§ **ЧТО ТРЕБУЕТСЯ**:
a. Ответьте на вопросы по тексту о традиционализме.
(i) Какие общие принципы поддерживал традиционализм?
(ii) С каким явлением сопряжен традиционализм?
(iii) Каким моделям противостояли советские программы и проекты, в которых запечатлен традиционализм?
b. Определите, соответствуют ли утверждения тексту о традиционализме. Каждый ответ «да» или «нет» подтвердите точной цитатой из текста.
(i) Традиционализм исключал социальные изменения в советской системе.
(ii) Традиционализм можно полностью свести к консерватизму.
(iii) Для одних консерватизм является формой политического сознания.

§ **ТЕКСТ**:
┌──
Идеология реконструкции «настоящего» – традиционализм -запечатлена в разнообразных советских программах и проектах, противостоящих западным моделям государства, власти, права, общества, человека, морали. Будучи идейно-политической тенденцией с системой идеологем, традиционализм представал одновременно и аморфной субстанцией, предполагавшей охранительную бдительность, «мнение товарищей», «бурные аплодисменты, переходящие в овации». Это понятный в «верхах» росчерк красного/синего карандаша, заданность ритуала, лексикон, незыблемость конструкции власти, славословие очередного «вождя», отсечение заблудших.

При этом традиционализм не исключал социальных изменений в советской системе, поддерживал общие принципы (иерархия, авторитет, примат обычая по отношению к праву, антииндивидуализм).

Традиционализм сопряжен с консерватизмом, но не может быть сведен к нему. Десятилетия дискуссий вокруг проблем политического консерватизма[7] показывают неоднозначность и многообразие граней этого сложного явления. Для одних консерватизм – форма политического сознания, другие подчеркивают приоритет ценностей, третьи акцентируют внимание на идейно-политической практике. Признание того, что термин «консерватизм» имеет разные значения в зависимости от политической культуры и что именно культура определяет, что консерватизм стремится сохранить, еще более углубляет различия в подходах. Идейный и ситуативный уровни консерватизма интерпретируются в связи с охранительной политикой, способной использовать любую прогрессистскую идеологию[8].
└──
§ **ПРИВЕДЁННЫЕ ЗАПИСИ**:
┌──
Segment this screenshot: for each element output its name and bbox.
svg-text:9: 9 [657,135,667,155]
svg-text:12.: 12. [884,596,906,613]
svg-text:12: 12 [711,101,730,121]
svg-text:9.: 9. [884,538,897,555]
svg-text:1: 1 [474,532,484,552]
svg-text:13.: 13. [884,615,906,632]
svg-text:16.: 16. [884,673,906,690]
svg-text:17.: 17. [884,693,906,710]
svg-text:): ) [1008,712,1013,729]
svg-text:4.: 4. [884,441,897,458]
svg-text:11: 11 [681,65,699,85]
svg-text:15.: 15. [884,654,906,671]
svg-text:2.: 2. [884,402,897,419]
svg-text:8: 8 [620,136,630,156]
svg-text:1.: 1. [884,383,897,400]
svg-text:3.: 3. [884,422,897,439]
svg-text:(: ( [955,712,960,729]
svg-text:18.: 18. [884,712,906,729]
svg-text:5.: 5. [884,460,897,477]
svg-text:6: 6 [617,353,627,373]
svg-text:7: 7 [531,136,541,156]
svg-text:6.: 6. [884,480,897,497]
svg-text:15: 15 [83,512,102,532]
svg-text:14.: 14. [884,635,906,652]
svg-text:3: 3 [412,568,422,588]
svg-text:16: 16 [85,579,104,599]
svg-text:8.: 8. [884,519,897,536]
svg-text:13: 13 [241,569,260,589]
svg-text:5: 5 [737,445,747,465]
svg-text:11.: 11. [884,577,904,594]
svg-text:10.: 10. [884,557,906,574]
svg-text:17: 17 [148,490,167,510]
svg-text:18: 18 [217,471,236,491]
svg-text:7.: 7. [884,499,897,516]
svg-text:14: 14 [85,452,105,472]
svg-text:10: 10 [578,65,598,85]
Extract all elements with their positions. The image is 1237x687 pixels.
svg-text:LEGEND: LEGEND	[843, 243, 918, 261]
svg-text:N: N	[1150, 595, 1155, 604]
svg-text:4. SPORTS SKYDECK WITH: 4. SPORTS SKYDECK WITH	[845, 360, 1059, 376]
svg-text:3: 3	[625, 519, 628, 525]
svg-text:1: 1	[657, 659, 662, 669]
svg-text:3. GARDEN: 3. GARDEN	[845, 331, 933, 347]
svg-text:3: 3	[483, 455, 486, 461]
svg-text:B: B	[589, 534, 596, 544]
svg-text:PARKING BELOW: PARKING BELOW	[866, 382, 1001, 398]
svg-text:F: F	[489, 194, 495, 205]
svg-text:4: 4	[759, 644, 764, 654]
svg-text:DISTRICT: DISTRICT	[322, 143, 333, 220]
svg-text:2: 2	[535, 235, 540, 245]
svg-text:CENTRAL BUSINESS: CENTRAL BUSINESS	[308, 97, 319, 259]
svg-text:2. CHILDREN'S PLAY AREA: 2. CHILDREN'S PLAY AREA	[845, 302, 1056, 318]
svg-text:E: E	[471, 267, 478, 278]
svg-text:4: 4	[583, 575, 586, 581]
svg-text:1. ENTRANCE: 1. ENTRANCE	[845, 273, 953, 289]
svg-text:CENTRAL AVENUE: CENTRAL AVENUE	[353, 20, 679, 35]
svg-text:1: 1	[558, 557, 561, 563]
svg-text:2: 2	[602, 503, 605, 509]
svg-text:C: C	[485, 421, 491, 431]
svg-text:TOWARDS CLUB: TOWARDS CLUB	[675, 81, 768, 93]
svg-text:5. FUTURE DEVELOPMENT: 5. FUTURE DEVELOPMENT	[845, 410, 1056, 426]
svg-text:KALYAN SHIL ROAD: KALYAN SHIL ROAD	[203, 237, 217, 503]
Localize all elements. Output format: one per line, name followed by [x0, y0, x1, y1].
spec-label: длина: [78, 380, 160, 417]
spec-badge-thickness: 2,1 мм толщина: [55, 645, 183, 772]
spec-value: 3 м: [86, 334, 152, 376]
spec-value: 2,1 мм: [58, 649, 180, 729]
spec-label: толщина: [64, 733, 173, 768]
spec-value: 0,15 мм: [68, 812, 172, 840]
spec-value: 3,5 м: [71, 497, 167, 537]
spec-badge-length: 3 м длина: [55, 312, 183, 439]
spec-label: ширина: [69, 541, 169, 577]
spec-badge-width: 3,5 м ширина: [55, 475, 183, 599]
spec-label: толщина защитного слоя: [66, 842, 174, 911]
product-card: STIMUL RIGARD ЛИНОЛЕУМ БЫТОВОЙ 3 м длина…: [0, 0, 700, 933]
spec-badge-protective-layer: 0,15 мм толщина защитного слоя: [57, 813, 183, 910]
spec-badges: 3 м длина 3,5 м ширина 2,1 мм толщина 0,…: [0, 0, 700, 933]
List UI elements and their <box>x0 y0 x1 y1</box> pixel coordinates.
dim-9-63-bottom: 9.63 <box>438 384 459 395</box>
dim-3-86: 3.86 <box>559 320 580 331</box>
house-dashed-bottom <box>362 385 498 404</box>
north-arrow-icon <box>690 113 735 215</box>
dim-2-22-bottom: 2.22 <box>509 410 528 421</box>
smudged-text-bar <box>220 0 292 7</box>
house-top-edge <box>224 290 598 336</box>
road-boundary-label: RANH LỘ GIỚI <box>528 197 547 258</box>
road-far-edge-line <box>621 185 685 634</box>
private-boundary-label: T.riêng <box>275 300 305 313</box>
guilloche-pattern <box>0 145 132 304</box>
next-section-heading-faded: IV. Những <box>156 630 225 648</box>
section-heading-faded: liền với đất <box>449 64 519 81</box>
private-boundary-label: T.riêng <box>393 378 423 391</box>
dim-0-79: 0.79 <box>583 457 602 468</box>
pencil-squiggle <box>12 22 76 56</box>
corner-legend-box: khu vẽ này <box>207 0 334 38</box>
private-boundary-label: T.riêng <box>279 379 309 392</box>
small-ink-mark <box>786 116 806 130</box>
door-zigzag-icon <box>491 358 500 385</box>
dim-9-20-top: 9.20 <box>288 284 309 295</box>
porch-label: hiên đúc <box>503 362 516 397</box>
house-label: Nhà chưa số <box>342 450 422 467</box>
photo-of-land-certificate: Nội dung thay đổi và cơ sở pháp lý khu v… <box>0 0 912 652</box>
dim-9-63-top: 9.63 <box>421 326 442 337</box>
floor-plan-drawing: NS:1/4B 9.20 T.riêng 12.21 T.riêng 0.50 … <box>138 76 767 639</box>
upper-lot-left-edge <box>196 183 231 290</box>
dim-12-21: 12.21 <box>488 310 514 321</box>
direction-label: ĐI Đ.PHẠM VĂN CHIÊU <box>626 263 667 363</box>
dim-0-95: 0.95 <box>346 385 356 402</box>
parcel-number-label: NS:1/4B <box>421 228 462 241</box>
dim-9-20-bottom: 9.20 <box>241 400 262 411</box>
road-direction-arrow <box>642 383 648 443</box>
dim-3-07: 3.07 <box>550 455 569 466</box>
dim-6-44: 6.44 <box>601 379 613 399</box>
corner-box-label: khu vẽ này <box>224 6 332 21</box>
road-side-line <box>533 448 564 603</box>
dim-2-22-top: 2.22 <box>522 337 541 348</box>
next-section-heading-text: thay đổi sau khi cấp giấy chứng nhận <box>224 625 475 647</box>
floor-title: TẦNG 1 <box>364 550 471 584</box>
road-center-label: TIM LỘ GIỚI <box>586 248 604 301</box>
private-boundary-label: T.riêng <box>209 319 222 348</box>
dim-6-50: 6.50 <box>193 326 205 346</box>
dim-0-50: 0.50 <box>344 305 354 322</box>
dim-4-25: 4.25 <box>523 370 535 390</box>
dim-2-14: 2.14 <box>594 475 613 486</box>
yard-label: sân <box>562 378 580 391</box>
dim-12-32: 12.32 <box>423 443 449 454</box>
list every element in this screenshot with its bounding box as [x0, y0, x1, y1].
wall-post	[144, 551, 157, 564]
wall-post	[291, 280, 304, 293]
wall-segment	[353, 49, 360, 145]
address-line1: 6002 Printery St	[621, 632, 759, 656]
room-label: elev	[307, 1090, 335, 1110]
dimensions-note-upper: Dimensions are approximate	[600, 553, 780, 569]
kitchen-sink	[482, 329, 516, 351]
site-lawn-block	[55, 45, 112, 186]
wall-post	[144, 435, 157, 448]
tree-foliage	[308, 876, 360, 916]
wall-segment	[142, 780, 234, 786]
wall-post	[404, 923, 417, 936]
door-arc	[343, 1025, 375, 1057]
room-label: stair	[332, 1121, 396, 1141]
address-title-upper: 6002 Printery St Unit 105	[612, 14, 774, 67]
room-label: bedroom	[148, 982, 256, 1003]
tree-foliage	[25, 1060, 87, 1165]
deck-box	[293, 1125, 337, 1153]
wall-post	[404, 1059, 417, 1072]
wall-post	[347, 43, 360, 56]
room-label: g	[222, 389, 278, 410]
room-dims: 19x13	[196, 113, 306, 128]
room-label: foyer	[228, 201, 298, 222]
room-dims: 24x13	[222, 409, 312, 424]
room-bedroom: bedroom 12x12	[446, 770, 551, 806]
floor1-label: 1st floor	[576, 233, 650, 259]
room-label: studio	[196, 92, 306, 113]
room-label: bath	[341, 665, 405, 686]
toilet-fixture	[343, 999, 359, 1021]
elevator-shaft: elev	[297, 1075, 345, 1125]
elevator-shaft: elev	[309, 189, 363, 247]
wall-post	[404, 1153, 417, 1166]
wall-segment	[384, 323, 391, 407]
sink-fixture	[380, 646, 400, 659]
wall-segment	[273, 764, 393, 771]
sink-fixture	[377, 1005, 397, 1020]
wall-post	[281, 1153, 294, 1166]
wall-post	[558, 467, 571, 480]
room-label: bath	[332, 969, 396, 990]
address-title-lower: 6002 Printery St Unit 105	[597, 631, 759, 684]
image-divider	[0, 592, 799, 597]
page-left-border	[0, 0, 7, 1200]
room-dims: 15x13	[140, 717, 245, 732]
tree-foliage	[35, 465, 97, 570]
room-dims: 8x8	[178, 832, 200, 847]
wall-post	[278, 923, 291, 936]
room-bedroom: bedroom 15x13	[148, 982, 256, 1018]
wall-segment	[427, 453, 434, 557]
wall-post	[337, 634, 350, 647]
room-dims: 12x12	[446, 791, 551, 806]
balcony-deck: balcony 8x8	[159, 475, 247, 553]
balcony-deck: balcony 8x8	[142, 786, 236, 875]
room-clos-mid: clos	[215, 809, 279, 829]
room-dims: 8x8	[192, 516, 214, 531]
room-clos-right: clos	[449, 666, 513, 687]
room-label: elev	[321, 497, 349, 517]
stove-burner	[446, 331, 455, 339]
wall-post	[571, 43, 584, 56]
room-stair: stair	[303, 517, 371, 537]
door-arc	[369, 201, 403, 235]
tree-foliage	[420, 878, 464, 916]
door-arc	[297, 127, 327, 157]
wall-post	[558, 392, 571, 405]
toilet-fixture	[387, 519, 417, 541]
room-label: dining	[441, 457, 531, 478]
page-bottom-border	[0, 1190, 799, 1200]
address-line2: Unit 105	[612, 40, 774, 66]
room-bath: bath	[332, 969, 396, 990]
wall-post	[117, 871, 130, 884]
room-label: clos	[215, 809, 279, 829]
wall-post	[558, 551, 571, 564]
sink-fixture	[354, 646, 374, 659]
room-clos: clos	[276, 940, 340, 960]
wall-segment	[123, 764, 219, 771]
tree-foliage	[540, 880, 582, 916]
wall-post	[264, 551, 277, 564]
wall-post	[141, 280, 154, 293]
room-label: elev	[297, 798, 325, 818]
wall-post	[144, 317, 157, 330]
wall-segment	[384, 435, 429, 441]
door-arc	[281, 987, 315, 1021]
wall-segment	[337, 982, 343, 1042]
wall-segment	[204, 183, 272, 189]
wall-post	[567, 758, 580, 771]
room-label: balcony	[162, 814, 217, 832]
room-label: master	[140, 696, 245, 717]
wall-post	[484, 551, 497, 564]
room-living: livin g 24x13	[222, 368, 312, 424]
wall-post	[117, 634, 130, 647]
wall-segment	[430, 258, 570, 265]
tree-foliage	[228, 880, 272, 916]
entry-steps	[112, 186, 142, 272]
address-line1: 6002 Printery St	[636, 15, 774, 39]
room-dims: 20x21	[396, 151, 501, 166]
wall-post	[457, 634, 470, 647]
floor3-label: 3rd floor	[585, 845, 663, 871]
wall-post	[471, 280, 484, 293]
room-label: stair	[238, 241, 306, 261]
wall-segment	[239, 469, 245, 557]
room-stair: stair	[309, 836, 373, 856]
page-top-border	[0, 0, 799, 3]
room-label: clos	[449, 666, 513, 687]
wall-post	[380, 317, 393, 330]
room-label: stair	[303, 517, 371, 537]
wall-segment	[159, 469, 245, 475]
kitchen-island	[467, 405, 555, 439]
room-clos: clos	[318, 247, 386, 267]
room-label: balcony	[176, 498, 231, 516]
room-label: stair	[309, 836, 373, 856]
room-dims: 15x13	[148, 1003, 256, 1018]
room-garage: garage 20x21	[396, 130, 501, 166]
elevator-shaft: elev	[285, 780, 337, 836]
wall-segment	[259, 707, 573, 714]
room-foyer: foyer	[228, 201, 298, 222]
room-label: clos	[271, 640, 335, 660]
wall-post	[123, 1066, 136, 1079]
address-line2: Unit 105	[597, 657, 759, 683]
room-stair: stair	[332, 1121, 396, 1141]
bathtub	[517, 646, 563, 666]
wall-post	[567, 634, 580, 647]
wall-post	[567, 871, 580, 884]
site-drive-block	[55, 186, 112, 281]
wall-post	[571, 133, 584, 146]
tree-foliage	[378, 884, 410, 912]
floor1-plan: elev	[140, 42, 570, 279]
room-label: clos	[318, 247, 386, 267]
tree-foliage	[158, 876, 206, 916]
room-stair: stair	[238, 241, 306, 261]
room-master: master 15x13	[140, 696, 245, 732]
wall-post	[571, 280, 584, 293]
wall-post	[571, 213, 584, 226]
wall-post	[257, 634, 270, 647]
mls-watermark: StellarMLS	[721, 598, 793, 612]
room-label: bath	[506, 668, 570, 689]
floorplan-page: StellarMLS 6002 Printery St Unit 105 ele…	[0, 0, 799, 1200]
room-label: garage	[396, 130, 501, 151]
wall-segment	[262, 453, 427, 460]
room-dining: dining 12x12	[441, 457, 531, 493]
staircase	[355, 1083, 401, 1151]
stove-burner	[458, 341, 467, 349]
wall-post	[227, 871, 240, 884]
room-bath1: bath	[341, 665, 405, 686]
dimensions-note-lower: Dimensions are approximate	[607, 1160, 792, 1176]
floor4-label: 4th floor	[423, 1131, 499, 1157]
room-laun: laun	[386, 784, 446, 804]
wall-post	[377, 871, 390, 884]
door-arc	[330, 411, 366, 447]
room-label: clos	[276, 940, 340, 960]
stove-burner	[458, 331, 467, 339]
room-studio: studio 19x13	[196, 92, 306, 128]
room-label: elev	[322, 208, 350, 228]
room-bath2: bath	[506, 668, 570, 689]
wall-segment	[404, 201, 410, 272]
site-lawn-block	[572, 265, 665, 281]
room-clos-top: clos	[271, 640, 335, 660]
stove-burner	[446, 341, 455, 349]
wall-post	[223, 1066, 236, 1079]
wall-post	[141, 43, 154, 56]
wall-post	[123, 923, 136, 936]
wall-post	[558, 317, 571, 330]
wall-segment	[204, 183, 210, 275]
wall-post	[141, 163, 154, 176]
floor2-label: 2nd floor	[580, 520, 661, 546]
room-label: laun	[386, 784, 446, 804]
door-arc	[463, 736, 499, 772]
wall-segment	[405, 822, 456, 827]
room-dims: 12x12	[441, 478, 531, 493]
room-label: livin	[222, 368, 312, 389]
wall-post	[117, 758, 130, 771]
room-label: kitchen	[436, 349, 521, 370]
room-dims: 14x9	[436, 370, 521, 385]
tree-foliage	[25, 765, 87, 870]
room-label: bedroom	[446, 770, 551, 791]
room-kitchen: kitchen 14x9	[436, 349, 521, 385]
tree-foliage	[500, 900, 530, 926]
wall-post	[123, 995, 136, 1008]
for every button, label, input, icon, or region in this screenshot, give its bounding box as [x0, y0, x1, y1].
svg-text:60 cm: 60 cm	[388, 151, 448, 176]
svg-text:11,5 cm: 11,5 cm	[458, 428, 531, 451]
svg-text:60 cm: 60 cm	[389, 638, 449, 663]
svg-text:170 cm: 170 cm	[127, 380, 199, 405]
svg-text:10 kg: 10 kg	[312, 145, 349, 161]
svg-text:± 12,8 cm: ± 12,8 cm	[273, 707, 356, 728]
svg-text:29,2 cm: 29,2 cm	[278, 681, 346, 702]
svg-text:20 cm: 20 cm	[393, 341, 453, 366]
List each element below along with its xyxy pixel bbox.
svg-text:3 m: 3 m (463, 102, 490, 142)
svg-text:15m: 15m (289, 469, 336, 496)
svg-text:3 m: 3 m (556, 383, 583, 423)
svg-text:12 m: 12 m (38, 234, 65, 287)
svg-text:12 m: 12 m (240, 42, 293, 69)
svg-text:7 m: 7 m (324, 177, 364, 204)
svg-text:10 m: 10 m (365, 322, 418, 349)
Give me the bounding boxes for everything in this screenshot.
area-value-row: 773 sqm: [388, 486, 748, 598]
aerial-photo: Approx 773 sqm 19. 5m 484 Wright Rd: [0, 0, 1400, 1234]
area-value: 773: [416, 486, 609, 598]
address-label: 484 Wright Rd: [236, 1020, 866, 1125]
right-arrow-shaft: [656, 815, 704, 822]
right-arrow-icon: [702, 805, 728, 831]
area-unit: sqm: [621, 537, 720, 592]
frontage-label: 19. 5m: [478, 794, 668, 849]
└──
§ **ОТВЕТЫ**:
a.
(i) Иерархия, авторитет, примат обычая по отношению к праву, антииндивидуализм.
(ii) С консерватизмом.
(iii) Западным моделям государства, власти, права, общества, человека, морали.

b.
(i) Нет: «традиционализм не исключал социальных изменений в советской системе».
(ii) Нет: «Традиционализм сопряжен с консерватизмом, но не может быть сведен к нему».
(iii) Да: «Для одних консерватизм – форма политического сознания».